## EXERCISE:
Find the lines in these entries that include the word "information" and state how many there are, with no other words.
══════════
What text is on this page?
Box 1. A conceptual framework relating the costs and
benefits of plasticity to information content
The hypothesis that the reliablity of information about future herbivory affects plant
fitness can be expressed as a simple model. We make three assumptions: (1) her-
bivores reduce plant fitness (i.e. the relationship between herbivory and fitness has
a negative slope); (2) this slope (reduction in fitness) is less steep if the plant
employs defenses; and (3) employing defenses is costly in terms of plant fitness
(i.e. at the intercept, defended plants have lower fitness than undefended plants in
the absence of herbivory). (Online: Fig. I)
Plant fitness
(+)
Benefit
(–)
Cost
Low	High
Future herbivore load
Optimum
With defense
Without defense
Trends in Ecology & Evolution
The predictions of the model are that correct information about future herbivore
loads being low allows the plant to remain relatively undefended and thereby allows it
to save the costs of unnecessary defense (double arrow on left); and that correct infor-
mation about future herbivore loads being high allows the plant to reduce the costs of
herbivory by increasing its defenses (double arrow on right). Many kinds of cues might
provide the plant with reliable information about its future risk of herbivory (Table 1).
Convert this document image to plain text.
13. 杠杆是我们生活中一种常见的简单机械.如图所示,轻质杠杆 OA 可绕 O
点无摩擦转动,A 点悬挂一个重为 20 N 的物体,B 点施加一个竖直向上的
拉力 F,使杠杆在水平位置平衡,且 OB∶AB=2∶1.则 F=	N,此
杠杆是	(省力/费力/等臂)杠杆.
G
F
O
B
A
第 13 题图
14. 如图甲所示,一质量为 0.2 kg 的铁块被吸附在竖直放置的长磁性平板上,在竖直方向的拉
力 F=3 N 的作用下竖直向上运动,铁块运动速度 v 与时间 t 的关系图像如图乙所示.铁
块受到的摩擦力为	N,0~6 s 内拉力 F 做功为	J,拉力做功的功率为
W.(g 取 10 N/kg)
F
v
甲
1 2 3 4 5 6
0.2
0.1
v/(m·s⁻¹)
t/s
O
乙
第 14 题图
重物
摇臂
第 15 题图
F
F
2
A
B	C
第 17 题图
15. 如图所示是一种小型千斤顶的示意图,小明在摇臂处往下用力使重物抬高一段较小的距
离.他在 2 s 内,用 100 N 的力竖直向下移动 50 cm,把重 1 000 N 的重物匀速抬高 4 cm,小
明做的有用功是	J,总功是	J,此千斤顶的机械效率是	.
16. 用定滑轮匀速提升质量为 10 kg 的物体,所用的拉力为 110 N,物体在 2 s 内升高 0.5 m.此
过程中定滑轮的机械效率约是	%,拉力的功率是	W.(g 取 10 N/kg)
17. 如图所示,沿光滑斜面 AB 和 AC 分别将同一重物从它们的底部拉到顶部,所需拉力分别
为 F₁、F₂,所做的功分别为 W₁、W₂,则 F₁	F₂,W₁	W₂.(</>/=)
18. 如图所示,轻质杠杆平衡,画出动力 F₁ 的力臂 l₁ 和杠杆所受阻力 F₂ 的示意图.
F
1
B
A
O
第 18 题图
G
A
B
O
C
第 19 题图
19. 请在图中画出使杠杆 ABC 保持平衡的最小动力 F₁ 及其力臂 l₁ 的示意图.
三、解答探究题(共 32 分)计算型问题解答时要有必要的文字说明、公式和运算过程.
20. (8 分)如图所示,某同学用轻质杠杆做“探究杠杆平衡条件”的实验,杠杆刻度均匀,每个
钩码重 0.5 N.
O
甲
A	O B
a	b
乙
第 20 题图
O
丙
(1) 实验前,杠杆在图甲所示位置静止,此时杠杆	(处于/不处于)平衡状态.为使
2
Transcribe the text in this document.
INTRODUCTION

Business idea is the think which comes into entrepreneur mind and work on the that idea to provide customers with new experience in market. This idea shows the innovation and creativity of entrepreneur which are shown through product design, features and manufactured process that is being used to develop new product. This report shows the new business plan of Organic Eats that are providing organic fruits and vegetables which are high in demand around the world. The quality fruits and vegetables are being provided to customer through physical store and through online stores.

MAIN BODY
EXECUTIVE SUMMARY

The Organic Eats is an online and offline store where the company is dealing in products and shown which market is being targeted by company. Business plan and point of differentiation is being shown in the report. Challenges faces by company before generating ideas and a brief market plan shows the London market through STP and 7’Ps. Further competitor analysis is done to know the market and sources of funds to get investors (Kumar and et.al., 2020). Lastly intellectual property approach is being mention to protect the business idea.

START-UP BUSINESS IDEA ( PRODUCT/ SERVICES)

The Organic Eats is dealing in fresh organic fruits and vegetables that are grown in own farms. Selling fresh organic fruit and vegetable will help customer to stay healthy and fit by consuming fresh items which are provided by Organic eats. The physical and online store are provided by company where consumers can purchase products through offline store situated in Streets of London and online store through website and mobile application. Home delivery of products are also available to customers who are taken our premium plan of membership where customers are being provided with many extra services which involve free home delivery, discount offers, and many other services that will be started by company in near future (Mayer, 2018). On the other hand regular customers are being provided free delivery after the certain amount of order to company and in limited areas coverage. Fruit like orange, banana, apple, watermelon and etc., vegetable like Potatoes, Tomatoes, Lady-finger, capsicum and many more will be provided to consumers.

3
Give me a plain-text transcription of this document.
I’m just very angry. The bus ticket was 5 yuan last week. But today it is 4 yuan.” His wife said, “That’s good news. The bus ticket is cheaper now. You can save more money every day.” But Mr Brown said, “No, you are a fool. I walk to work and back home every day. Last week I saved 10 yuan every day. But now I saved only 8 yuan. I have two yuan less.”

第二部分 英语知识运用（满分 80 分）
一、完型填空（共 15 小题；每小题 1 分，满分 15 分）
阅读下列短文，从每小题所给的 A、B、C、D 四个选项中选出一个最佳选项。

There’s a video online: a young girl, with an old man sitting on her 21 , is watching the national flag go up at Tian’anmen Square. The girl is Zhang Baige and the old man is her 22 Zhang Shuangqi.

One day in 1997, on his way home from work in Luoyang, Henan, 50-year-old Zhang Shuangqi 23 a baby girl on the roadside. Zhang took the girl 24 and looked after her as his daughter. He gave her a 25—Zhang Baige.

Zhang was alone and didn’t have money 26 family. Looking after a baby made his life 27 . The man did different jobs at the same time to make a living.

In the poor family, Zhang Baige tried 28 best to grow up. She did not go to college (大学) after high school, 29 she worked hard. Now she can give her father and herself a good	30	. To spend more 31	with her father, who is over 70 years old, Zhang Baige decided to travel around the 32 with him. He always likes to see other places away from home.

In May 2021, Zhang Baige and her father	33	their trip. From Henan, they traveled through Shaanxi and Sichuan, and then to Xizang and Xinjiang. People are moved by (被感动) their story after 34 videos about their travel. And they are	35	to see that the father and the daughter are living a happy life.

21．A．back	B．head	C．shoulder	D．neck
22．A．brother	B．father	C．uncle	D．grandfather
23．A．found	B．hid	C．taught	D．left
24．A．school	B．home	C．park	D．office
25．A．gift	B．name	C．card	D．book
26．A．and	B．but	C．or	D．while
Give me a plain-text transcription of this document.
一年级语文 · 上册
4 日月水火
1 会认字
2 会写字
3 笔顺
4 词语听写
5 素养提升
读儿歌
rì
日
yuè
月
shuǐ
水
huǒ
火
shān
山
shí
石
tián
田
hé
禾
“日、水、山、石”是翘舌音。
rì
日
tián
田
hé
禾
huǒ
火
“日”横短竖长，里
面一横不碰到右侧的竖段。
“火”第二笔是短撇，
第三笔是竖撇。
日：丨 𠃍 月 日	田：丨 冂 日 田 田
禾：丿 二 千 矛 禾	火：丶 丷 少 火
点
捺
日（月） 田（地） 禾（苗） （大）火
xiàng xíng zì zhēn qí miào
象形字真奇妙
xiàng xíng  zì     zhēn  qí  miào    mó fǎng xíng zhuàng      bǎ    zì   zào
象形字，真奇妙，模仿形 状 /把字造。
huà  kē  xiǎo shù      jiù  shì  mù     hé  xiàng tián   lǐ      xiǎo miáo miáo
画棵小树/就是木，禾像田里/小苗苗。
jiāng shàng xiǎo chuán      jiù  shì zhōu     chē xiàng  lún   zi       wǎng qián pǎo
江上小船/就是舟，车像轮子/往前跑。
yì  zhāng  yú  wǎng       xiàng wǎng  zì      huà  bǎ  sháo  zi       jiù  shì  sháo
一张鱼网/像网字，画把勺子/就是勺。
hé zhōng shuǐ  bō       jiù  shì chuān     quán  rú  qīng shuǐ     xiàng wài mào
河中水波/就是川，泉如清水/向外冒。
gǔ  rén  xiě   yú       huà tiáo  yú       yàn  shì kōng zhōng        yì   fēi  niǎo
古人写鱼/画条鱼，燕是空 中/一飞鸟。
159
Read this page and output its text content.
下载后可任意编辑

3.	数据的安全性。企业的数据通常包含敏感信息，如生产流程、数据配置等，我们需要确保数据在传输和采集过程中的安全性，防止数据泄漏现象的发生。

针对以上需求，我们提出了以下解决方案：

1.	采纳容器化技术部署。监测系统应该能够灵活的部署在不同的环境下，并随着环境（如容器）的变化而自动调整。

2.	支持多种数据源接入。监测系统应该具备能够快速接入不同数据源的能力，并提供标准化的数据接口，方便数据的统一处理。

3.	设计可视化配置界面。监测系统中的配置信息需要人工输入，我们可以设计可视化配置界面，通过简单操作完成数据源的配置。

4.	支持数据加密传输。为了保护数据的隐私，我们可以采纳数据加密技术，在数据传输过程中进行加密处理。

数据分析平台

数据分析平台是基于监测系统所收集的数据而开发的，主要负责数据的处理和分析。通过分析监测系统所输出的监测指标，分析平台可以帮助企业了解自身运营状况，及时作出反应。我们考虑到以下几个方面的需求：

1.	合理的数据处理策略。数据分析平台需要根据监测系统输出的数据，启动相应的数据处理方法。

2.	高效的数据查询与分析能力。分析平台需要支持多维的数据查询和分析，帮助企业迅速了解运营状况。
══════════
## FULL SOLUTION:
4